__Stored dataset items__:
▼

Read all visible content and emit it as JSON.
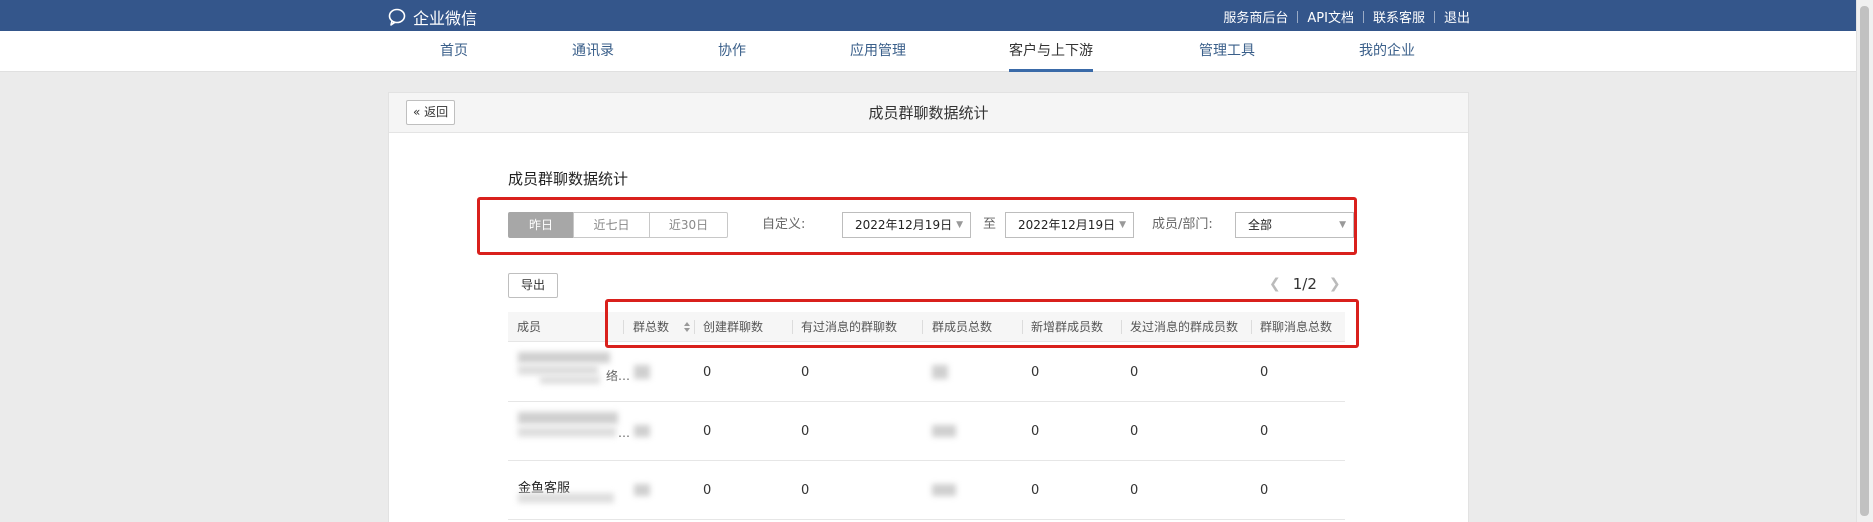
{
  "app": {
    "name": "企业微信",
    "top_links": [
      "服务商后台",
      "API文档",
      "联系客服",
      "退出"
    ]
  },
  "nav": {
    "items": [
      "首页",
      "通讯录",
      "协作",
      "应用管理",
      "客户与上下游",
      "管理工具",
      "我的企业"
    ],
    "active": "客户与上下游"
  },
  "panel": {
    "back_label": "返回",
    "title": "成员群聊数据统计"
  },
  "section": {
    "title": "成员群聊数据统计"
  },
  "filters": {
    "ranges": [
      "昨日",
      "近七日",
      "近30日"
    ],
    "active_range": "昨日",
    "custom_label": "自定义:",
    "start_date": "2022年12月19日",
    "to_label": "至",
    "end_date": "2022年12月19日",
    "member_label": "成员/部门:",
    "member_value": "全部"
  },
  "toolbar": {
    "export_label": "导出"
  },
  "pager": {
    "text": "1/2"
  },
  "table": {
    "columns": [
      "成员",
      "群总数",
      "创建群聊数",
      "有过消息的群聊数",
      "群成员总数",
      "新增群成员数",
      "发过消息的群成员数",
      "群聊消息总数"
    ],
    "rows": [
      {
        "member_suffix": "络…",
        "created": "0",
        "with_msg": "0",
        "new_members": "0",
        "msg_members": "0",
        "messages": "0"
      },
      {
        "member_suffix": "…",
        "created": "0",
        "with_msg": "0",
        "new_members": "0",
        "msg_members": "0",
        "messages": "0"
      },
      {
        "member_name": "金鱼客服",
        "created": "0",
        "with_msg": "0",
        "new_members": "0",
        "msg_members": "0",
        "messages": "0"
      }
    ]
  },
  "colors": {
    "topbar": "#34568b",
    "nav_link": "#3a5f8a",
    "highlight_box": "#d9201c",
    "active_segment": "#a7a7a7"
  }
}
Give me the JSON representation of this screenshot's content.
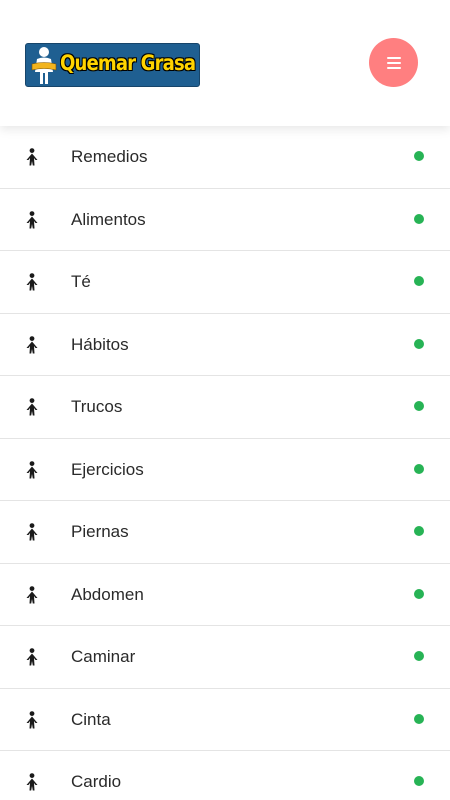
{
  "header": {
    "logo_text": "Quemar Grasa",
    "menu_icon": "hamburger-menu-icon",
    "menu_button_color": "#ff7f80"
  },
  "nav": {
    "item_icon": "person-figure-icon",
    "status_dot_color": "#27b355",
    "items": [
      {
        "label": "Remedios"
      },
      {
        "label": "Alimentos"
      },
      {
        "label": "Té"
      },
      {
        "label": "Hábitos"
      },
      {
        "label": "Trucos"
      },
      {
        "label": "Ejercicios"
      },
      {
        "label": "Piernas"
      },
      {
        "label": "Abdomen"
      },
      {
        "label": "Caminar"
      },
      {
        "label": "Cinta"
      },
      {
        "label": "Cardio"
      }
    ]
  }
}
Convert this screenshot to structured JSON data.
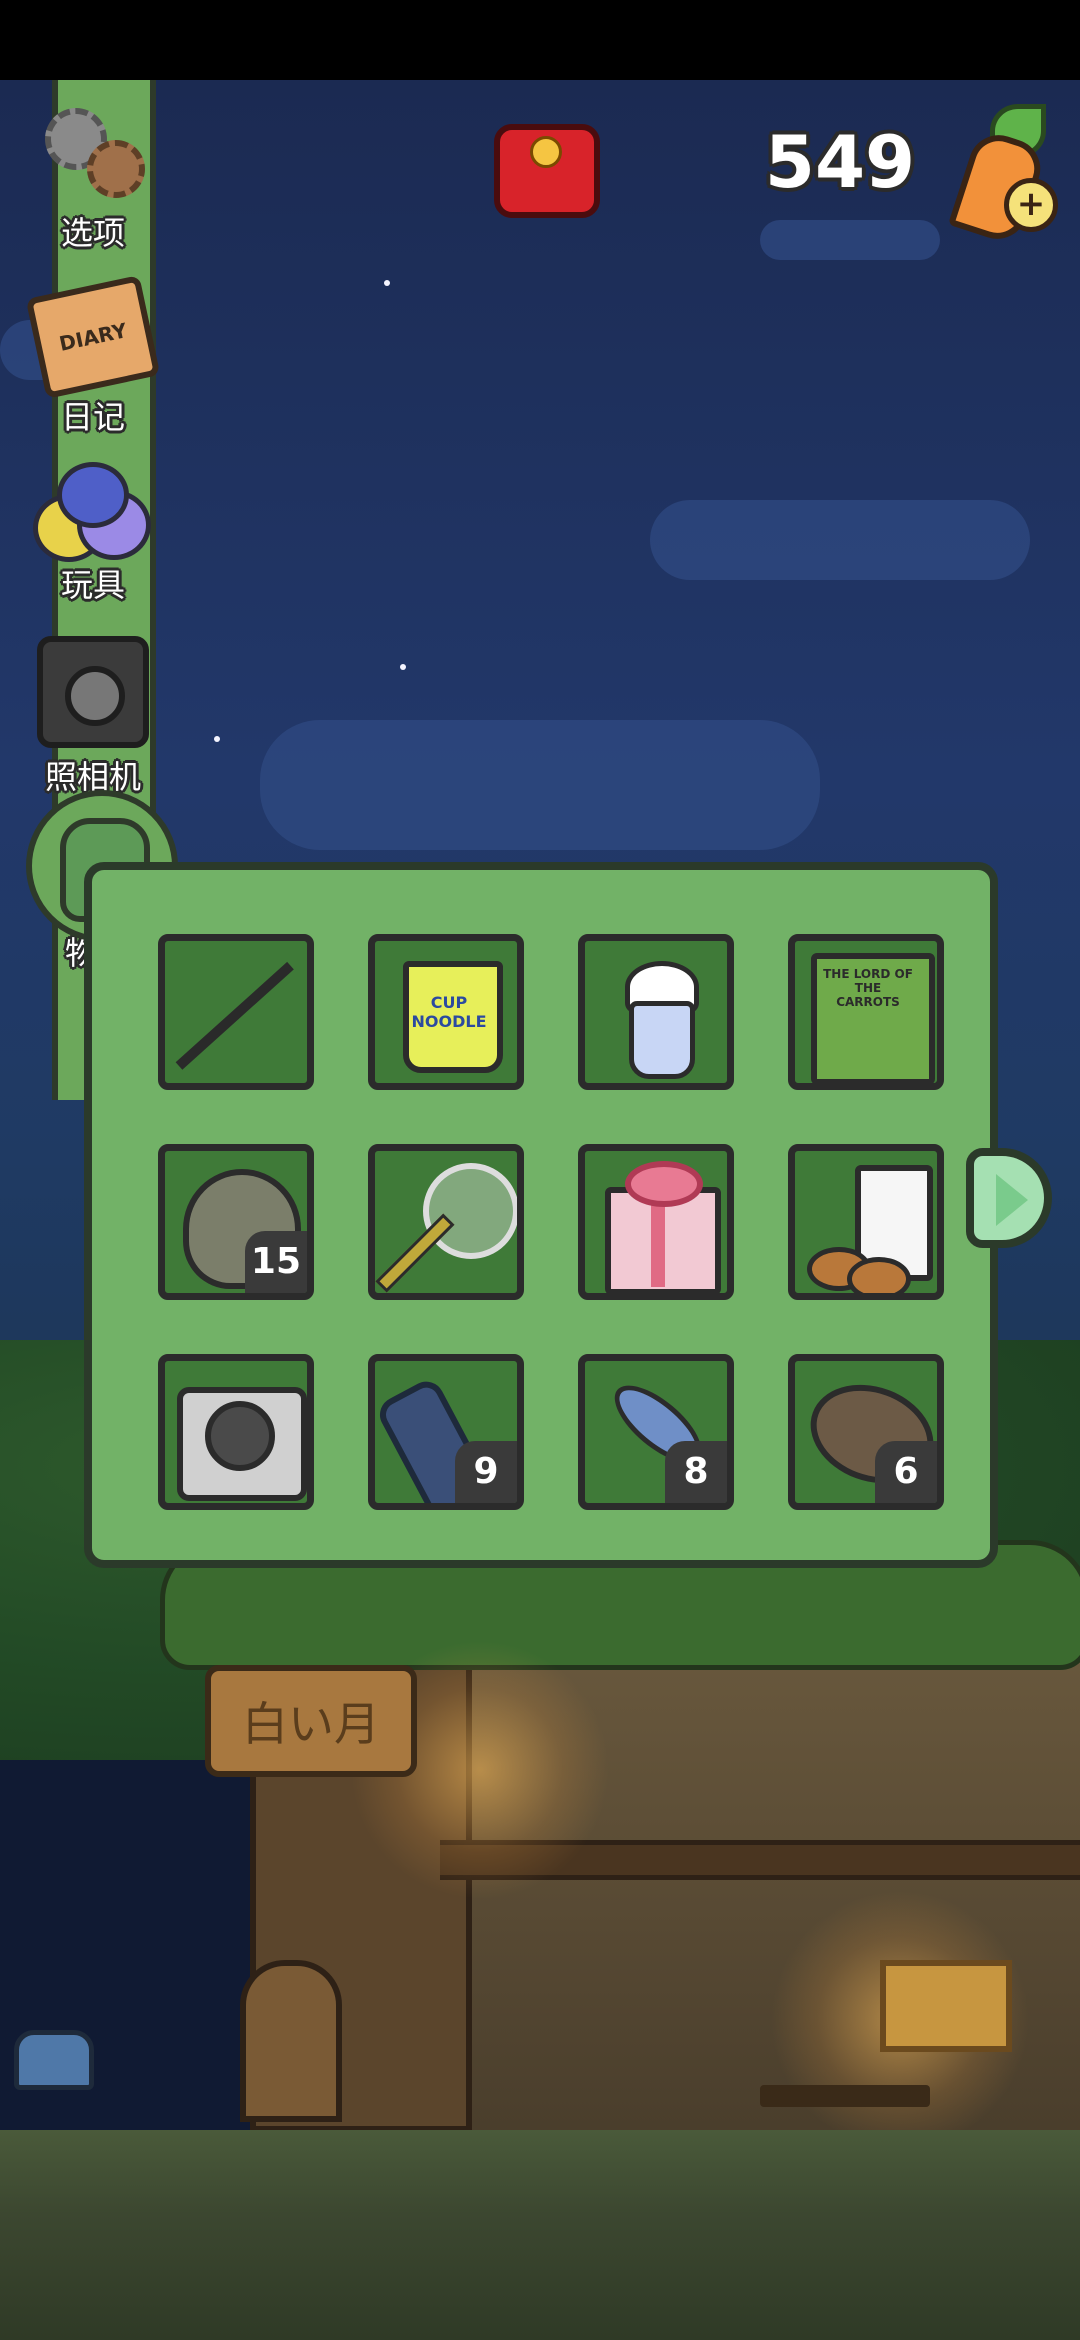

▲

__Given exercise__: Repeat the records above exactly, leaving out any pictures they contain.

__Task solution__:
Read all visible content and emit it as JSON.
{
  "app": {
    "name": "企业微信",
    "top_links": [
      "服务商后台",
      "API文档",
      "联系客服",
      "退出"
    ]
  },
  "nav": {
    "items": [
      "首页",
      "通讯录",
      "协作",
      "应用管理",
      "客户与上下游",
      "管理工具",
      "我的企业"
    ],
    "active": "客户与上下游"
  },
  "panel": {
    "back_label": "返回",
    "title": "成员群聊数据统计"
  },
  "section": {
    "title": "成员群聊数据统计"
  },
  "filters": {
    "ranges": [
      "昨日",
      "近七日",
      "近30日"
    ],
    "active_range": "昨日",
    "custom_label": "自定义:",
    "start_date": "2022年12月19日",
    "to_label": "至",
    "end_date": "2022年12月19日",
    "member_label": "成员/部门:",
    "member_value": "全部"
  },
  "toolbar": {
    "export_label": "导出"
  },
  "pager": {
    "text": "1/2"
  },
  "table": {
    "columns": [
      "成员",
      "群总数",
      "创建群聊数",
      "有过消息的群聊数",
      "群成员总数",
      "新增群成员数",
      "发过消息的群成员数",
      "群聊消息总数"
    ],
    "rows": [
      {
        "member_suffix": "络…",
        "created": "0",
        "with_msg": "0",
        "new_members": "0",
        "msg_members": "0",
        "messages": "0"
      },
      {
        "member_suffix": "…",
        "created": "0",
        "with_msg": "0",
        "new_members": "0",
        "msg_members": "0",
        "messages": "0"
      },
      {
        "member_name": "金鱼客服",
        "created": "0",
        "with_msg": "0",
        "new_members": "0",
        "msg_members": "0",
        "messages": "0"
      }
    ]
  },
  "colors": {
    "topbar": "#34568b",
    "nav_link": "#3a5f8a",
    "highlight_box": "#d9201c",
    "active_segment": "#a7a7a7"
  }
}
Give me the JSON representation of this screenshot's content.
{
  "header": {
    "logo_text": "Quemar Grasa",
    "menu_icon": "hamburger-menu-icon",
    "menu_button_color": "#ff7f80"
  },
  "nav": {
    "item_icon": "person-figure-icon",
    "status_dot_color": "#27b355",
    "items": [
      {
        "label": "Remedios"
      },
      {
        "label": "Alimentos"
      },
      {
        "label": "Té"
      },
      {
        "label": "Hábitos"
      },
      {
        "label": "Trucos"
      },
      {
        "label": "Ejercicios"
      },
      {
        "label": "Piernas"
      },
      {
        "label": "Abdomen"
      },
      {
        "label": "Caminar"
      },
      {
        "label": "Cinta"
      },
      {
        "label": "Cardio"
      }
    ]
  }
}
Convert this screenshot to structured JSON data.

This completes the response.